> _Your instructions_
Collect the lines of the entries where "messages" shows up.

> _Task inputs_
--------------------
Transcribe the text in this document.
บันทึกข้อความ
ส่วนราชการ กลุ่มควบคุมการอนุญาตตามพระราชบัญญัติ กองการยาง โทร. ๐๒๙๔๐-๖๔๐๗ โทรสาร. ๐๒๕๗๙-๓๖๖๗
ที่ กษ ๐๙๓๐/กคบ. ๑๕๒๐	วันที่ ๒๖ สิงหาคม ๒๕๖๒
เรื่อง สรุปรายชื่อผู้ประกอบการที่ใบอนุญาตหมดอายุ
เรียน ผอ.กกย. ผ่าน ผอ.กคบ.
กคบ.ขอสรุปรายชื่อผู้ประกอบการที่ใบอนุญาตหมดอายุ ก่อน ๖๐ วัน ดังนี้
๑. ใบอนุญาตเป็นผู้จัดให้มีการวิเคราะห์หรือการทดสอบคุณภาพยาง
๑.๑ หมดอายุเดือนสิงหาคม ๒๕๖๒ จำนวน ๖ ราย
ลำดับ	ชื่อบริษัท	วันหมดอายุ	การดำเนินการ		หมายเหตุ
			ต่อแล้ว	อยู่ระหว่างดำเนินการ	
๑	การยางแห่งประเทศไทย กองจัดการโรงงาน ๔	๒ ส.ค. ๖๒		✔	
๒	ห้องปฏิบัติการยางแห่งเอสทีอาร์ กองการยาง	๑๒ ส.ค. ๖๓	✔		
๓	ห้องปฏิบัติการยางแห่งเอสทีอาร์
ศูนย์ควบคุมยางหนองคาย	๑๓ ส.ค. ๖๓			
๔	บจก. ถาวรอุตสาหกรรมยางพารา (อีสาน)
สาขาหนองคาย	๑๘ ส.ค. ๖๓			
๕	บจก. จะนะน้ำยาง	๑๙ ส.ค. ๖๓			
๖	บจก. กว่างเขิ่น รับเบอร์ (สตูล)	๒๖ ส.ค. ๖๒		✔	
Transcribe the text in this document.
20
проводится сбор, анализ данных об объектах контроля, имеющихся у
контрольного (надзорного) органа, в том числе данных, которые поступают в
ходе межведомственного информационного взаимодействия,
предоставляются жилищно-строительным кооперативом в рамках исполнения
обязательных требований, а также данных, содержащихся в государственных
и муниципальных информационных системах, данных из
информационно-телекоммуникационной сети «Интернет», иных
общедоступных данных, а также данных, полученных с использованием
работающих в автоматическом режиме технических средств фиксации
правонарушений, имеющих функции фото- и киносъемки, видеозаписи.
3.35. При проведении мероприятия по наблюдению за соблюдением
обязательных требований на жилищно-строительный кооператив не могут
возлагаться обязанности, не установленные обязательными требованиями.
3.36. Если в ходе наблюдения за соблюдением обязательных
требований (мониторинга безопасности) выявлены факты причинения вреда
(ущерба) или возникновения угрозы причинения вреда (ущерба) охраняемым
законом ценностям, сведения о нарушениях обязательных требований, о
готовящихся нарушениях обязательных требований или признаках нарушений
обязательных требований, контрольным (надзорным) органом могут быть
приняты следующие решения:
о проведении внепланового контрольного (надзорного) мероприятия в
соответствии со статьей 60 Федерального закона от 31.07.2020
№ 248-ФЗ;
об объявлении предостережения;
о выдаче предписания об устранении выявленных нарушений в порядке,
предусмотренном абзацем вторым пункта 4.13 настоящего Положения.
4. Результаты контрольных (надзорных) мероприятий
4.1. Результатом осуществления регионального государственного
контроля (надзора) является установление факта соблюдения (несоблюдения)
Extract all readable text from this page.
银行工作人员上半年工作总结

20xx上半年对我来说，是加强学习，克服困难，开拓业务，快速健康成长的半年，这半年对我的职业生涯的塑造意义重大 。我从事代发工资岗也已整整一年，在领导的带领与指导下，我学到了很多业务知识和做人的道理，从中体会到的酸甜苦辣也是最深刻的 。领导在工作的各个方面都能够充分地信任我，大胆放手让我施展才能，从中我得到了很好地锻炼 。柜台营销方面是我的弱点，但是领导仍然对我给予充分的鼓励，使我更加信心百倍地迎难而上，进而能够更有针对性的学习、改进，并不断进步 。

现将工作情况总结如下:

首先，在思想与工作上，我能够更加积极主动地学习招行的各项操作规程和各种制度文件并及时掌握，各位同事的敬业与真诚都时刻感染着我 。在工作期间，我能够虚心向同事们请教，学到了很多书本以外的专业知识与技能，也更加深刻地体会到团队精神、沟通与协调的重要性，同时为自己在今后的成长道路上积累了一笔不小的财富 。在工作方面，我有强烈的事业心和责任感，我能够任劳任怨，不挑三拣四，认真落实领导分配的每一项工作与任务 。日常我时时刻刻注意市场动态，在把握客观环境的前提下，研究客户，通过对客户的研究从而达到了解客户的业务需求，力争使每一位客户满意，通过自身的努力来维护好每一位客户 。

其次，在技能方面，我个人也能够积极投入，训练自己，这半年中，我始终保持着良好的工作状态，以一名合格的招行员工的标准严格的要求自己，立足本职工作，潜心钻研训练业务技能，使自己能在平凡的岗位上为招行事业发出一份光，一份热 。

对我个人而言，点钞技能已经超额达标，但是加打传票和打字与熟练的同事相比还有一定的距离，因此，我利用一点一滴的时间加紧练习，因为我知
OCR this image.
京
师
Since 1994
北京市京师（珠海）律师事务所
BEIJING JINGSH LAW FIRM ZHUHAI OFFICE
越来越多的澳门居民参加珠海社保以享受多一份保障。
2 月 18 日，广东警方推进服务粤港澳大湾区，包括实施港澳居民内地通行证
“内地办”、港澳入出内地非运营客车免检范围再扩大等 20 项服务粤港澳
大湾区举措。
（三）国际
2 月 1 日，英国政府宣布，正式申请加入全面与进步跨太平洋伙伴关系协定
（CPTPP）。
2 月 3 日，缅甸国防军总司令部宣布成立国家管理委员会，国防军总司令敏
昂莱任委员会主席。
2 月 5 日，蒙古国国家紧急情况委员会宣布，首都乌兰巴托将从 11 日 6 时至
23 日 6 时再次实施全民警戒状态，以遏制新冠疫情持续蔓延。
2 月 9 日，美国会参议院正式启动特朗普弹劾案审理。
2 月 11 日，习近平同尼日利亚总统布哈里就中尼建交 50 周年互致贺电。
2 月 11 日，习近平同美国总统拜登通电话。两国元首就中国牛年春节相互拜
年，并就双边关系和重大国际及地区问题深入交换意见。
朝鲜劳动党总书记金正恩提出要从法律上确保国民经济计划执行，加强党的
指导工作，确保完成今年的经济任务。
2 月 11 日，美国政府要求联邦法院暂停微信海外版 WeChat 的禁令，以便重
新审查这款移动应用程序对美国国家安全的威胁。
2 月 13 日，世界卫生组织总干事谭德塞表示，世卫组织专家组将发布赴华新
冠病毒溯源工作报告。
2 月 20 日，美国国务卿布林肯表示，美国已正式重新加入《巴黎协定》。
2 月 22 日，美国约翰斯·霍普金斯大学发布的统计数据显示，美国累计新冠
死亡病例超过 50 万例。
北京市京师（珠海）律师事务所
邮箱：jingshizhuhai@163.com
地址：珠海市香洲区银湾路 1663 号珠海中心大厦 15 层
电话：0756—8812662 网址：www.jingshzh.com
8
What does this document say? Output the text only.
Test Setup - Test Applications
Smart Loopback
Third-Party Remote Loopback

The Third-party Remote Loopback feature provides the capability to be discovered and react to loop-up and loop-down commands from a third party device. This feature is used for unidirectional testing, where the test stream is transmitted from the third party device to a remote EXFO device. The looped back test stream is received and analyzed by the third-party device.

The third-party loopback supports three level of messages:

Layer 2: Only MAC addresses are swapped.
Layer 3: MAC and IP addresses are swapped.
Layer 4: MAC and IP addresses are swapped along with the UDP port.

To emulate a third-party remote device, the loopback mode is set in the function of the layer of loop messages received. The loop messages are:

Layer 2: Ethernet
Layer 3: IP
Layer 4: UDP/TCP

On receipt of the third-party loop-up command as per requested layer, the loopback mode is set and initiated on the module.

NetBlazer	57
--------------------
> _The completed task_
The third-party loopback supports three level of messages:
To emulate a third-party remote device, the loopback mode is set in the function of the layer of loop messages received. The loop messages are:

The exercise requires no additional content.